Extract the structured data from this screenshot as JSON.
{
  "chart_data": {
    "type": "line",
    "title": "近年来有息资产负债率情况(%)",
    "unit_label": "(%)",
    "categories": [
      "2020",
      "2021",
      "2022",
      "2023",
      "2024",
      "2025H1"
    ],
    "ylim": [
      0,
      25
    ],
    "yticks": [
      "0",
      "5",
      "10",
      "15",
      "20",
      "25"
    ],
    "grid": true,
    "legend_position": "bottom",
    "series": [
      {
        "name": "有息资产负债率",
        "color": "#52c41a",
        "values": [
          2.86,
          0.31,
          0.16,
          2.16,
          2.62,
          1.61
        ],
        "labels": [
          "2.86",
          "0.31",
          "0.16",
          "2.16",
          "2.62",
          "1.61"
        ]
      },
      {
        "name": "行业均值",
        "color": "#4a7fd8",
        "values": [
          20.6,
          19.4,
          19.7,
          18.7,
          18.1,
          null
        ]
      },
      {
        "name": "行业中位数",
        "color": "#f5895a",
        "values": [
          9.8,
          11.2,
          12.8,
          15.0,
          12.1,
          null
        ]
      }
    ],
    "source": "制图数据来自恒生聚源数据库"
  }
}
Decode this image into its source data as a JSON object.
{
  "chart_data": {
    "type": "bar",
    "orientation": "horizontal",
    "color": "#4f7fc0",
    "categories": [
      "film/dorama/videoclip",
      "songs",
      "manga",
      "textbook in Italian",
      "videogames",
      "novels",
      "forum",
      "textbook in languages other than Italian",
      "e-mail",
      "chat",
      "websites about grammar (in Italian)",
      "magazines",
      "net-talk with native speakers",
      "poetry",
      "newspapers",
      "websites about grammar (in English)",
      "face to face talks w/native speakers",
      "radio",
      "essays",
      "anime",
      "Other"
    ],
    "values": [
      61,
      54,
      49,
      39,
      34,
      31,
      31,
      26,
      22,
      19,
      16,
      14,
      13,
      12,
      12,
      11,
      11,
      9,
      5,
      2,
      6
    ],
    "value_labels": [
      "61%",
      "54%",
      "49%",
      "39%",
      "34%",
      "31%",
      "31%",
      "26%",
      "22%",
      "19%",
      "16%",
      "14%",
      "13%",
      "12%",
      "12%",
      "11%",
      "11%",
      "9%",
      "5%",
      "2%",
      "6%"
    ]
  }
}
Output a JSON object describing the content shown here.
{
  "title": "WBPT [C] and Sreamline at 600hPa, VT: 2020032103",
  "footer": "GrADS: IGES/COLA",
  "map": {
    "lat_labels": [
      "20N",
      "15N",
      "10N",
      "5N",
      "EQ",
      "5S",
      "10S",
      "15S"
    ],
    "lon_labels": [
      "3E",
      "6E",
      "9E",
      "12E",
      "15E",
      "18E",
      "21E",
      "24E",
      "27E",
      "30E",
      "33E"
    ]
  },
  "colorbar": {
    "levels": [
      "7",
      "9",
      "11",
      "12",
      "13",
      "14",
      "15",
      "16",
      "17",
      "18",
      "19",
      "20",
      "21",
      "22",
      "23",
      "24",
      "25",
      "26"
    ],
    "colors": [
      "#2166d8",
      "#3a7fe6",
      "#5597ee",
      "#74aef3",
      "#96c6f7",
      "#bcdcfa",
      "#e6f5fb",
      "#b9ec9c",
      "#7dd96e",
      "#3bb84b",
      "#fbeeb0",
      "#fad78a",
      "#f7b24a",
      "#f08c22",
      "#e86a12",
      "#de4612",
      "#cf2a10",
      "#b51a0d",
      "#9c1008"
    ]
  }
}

· · ·

## [SHORT TASK]
Extract every line of the records above that contains the word "this".

## [WRITTEN SOLUTION]
Extract the structured data from this screenshot as JSON.
Decode this image into its source data as a JSON object.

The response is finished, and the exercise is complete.